:: What is needed ::
Make an exact copy of the records, dropping all pictures.

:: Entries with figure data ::

◇ ◇ ◇

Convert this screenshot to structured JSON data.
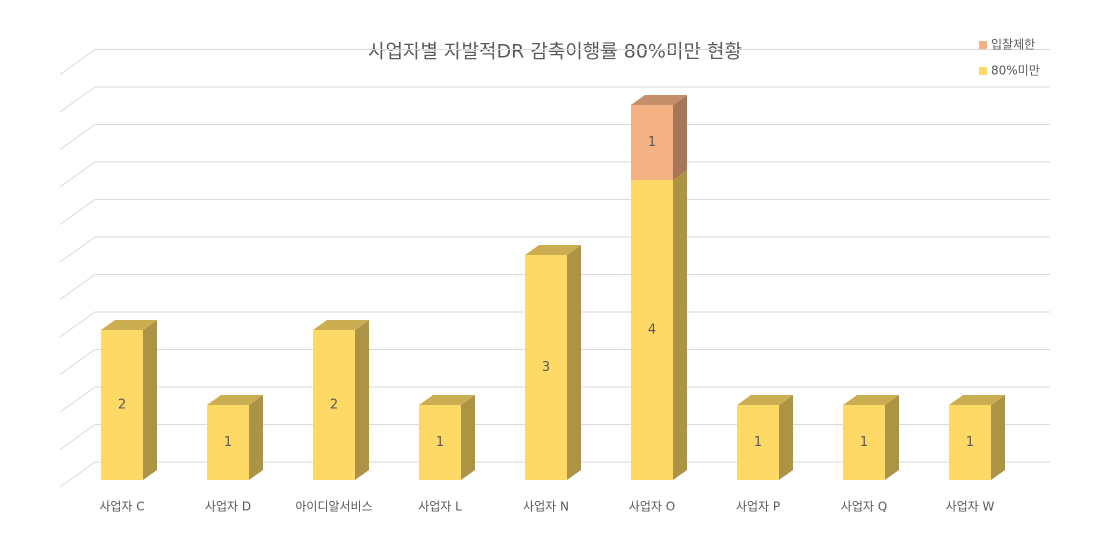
{
  "chart_data": {
    "type": "bar3d-stacked",
    "title": "사업자별 자발적DR 감축이행률 80%미만 현황",
    "categories": [
      "사업자 C",
      "사업자 D",
      "아이디알서비스",
      "사업자 L",
      "사업자 N",
      "사업자 O",
      "사업자 P",
      "사업자 Q",
      "사업자 W"
    ],
    "series": [
      {
        "name": "80%미만",
        "color": "#ffd966",
        "values": [
          2,
          1,
          2,
          1,
          3,
          4,
          1,
          1,
          1
        ]
      },
      {
        "name": "입찰제한",
        "color": "#f4b183",
        "values": [
          null,
          null,
          null,
          null,
          null,
          1,
          null,
          null,
          null
        ]
      }
    ],
    "ylim": [
      0,
      5.5
    ],
    "yticks": [
      0,
      0.5,
      1,
      1.5,
      2,
      2.5,
      3,
      3.5,
      4,
      4.5,
      5,
      5.5
    ],
    "grid": true,
    "legend": "top-right"
  }
}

◇ ◇ ◇

:: Answer for the task ::
Convert this screenshot to structured JSON data.
{
  "chart_data": {
    "type": "bar3d-stacked",
    "title": "사업자별 자발적DR 감축이행률 80%미만 현황",
    "categories": [
      "사업자 C",
      "사업자 D",
      "아이디알서비스",
      "사업자 L",
      "사업자 N",
      "사업자 O",
      "사업자 P",
      "사업자 Q",
      "사업자 W"
    ],
    "series": [
      {
        "name": "80%미만",
        "color": "#ffd966",
        "values": [
          2,
          1,
          2,
          1,
          3,
          4,
          1,
          1,
          1
        ]
      },
      {
        "name": "입찰제한",
        "color": "#f4b183",
        "values": [
          null,
          null,
          null,
          null,
          null,
          1,
          null,
          null,
          null
        ]
      }
    ],
    "ylim": [
      0,
      5.5
    ],
    "yticks": [
      0,
      0.5,
      1,
      1.5,
      2,
      2.5,
      3,
      3.5,
      4,
      4.5,
      5,
      5.5
    ],
    "grid": true,
    "legend": "top-right"
  }
}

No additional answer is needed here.